*EXERCISE INSTRUCTIONS*. Read the records and gather each line that includes "Расходы".

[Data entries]
^^^^

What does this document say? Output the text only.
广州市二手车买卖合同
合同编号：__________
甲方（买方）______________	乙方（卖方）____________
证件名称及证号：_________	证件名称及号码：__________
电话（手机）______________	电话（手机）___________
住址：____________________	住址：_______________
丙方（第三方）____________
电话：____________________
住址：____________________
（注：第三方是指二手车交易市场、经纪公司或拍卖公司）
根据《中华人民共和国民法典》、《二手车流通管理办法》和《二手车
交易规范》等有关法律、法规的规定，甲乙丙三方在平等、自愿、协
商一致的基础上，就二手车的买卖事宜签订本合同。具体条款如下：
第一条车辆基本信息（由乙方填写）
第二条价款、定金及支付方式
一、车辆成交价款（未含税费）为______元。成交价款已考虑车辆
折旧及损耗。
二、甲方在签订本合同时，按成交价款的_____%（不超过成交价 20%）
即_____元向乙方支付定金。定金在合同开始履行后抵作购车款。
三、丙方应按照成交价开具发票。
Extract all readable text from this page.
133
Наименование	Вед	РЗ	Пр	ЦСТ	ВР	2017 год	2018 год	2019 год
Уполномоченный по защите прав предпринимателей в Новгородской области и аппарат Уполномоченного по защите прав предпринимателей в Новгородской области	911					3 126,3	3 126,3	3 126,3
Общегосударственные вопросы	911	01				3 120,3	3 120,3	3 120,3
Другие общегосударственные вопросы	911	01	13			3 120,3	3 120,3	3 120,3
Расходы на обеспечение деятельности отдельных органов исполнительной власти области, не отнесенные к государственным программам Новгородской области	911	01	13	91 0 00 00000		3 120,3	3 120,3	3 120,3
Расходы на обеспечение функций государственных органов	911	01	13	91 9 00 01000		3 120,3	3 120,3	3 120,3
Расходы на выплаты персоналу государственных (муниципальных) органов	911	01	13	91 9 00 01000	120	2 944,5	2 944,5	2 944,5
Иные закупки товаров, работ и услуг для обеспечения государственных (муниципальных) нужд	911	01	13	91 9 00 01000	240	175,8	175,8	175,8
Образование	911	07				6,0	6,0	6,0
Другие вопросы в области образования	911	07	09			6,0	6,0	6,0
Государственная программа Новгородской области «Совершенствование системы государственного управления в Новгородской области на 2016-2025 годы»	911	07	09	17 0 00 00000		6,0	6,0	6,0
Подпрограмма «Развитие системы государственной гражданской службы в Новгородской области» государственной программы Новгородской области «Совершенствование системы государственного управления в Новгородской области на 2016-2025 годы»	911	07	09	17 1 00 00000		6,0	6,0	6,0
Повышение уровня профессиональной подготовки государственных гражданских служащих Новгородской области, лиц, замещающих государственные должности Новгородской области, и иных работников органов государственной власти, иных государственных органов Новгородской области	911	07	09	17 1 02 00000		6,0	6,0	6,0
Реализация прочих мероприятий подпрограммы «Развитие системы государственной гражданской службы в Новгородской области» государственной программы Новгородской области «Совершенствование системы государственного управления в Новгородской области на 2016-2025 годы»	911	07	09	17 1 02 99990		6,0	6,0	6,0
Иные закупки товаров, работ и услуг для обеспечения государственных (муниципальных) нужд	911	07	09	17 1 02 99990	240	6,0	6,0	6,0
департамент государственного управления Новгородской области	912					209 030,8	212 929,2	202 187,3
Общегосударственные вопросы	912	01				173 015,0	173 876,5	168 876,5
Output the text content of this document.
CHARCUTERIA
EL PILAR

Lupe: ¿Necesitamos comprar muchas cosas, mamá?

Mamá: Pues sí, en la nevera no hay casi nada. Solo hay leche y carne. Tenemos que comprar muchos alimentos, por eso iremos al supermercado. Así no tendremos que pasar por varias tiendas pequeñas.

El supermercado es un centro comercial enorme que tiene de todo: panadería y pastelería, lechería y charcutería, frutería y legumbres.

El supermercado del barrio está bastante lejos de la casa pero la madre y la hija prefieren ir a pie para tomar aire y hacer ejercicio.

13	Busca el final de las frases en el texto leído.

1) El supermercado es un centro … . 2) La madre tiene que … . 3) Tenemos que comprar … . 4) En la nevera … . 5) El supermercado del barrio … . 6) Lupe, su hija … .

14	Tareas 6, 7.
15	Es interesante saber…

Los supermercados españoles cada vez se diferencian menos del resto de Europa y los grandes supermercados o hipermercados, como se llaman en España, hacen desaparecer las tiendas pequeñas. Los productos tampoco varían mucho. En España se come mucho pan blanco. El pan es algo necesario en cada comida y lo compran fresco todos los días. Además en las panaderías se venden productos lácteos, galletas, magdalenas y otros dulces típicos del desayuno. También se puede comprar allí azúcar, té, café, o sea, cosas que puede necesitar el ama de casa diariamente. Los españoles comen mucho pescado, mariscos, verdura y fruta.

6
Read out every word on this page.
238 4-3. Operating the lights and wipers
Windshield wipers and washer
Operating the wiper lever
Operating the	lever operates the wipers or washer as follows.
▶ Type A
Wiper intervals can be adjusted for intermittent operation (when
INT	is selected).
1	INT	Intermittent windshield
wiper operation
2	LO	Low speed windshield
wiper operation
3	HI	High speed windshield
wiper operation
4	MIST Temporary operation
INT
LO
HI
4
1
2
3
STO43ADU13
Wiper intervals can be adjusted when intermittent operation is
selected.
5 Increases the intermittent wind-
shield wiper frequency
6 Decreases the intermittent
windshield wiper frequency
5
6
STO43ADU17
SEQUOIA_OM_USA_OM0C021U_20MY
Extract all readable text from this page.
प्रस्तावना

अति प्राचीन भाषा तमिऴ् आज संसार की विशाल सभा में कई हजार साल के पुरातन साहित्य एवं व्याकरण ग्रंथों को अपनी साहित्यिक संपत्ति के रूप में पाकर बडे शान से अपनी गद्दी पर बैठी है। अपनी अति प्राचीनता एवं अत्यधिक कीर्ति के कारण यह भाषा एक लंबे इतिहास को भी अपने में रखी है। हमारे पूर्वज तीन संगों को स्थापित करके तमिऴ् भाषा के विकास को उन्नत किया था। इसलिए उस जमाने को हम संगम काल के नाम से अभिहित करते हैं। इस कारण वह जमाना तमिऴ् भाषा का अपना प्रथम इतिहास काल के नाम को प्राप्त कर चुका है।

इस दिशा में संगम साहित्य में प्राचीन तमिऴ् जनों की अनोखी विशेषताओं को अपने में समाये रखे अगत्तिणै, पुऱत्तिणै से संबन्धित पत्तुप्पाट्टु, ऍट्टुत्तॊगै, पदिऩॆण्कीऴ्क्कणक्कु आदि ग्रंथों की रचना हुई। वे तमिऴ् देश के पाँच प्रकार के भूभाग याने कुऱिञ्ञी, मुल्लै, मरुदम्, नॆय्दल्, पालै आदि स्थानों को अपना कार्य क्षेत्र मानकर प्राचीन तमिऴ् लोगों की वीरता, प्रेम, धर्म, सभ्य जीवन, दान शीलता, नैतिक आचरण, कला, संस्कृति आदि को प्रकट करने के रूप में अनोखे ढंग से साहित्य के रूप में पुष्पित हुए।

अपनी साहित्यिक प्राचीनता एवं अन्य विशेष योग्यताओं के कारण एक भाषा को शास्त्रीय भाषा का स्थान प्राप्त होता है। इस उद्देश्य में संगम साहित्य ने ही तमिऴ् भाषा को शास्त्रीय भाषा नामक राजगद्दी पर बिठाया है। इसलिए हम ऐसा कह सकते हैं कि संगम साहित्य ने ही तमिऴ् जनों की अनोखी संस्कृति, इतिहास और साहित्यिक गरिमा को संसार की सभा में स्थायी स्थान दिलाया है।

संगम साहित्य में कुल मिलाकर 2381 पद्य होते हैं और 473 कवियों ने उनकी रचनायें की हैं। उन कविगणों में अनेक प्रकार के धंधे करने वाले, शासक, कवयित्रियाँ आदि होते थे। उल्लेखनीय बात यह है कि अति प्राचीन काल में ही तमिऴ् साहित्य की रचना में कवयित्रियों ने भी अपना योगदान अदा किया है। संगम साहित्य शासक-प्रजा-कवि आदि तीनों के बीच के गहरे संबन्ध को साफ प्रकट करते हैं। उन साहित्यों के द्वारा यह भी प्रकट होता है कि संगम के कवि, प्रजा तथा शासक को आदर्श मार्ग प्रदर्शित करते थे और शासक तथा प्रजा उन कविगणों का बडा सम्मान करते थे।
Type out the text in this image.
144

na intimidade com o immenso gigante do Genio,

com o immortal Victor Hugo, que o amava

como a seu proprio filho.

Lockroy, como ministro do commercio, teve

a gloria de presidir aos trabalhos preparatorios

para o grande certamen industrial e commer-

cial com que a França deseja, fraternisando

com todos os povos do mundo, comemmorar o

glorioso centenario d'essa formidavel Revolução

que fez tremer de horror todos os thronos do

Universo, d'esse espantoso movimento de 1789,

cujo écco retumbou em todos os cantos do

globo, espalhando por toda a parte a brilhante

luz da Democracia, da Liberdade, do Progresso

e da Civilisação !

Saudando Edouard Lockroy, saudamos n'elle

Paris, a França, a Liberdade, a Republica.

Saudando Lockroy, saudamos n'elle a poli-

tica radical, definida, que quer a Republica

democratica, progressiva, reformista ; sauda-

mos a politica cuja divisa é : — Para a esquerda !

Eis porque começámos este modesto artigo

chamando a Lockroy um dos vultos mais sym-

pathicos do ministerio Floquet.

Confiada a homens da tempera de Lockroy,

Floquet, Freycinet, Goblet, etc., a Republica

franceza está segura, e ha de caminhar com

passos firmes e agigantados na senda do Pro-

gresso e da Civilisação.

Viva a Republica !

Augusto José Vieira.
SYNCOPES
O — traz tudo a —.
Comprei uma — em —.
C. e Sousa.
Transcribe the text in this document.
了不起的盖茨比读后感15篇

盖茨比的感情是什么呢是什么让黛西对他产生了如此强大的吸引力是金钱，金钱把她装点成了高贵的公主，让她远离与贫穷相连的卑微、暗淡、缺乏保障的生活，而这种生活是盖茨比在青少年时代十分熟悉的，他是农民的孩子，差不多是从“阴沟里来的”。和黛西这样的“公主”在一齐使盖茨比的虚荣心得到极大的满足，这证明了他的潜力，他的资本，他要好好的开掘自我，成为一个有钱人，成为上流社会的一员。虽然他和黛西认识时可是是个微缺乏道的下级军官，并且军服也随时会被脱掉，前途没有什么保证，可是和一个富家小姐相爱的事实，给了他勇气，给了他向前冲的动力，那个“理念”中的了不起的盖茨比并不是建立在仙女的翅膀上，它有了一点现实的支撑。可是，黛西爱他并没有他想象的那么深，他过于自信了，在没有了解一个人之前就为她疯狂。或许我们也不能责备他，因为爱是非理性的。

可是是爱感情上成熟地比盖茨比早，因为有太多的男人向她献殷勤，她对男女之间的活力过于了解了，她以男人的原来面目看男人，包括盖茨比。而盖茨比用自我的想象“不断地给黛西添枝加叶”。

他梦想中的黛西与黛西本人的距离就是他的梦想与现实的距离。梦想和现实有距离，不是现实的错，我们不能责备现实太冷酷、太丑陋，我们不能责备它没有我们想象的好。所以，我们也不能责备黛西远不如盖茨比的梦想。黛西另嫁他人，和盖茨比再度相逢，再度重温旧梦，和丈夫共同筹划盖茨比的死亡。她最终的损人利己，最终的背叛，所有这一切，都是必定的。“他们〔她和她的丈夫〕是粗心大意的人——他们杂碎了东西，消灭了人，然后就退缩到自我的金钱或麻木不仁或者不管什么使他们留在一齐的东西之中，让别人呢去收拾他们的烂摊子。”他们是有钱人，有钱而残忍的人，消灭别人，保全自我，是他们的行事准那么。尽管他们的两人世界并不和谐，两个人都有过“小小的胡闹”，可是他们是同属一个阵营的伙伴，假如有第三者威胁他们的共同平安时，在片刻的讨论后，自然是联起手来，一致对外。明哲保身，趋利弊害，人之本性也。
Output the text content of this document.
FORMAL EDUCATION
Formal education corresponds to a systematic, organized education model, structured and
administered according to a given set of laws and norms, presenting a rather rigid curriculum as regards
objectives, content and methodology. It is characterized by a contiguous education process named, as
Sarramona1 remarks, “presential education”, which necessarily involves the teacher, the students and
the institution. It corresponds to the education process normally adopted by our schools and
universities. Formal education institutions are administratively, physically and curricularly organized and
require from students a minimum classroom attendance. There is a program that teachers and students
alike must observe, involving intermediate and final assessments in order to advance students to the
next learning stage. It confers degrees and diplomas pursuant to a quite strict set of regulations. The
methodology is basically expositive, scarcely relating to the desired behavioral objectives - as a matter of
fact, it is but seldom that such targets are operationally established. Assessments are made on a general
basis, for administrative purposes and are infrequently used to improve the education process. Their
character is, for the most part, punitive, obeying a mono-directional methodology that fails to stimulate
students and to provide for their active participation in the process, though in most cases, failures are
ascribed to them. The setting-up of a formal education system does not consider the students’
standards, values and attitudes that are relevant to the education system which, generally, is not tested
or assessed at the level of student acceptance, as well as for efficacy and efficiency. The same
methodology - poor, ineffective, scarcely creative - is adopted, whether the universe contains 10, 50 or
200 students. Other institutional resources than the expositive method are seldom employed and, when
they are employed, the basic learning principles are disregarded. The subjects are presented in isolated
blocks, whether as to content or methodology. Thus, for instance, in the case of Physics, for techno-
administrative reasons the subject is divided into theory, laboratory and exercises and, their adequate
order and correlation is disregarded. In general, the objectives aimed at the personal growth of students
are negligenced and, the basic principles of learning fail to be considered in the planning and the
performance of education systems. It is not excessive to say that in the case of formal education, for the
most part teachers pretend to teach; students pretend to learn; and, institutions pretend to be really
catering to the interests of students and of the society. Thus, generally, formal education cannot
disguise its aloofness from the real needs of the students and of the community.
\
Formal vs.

^^^^

*EXERCISE ANSWER*.
Расходы на обеспечение деятельности отдельных органов исполнительной власти области, не отнесенные к государственным программам Новгородской области	911	01	13	91 0 00 00000		3 120,3	3 120,3	3 120,3
Расходы на обеспечение функций государственных органов	911	01	13	91 9 00 01000		3 120,3	3 120,3	3 120,3
Расходы на выплаты персоналу государственных (муниципальных) органов	911	01	13	91 9 00 01000	120	2 944,5	2 944,5	2 944,5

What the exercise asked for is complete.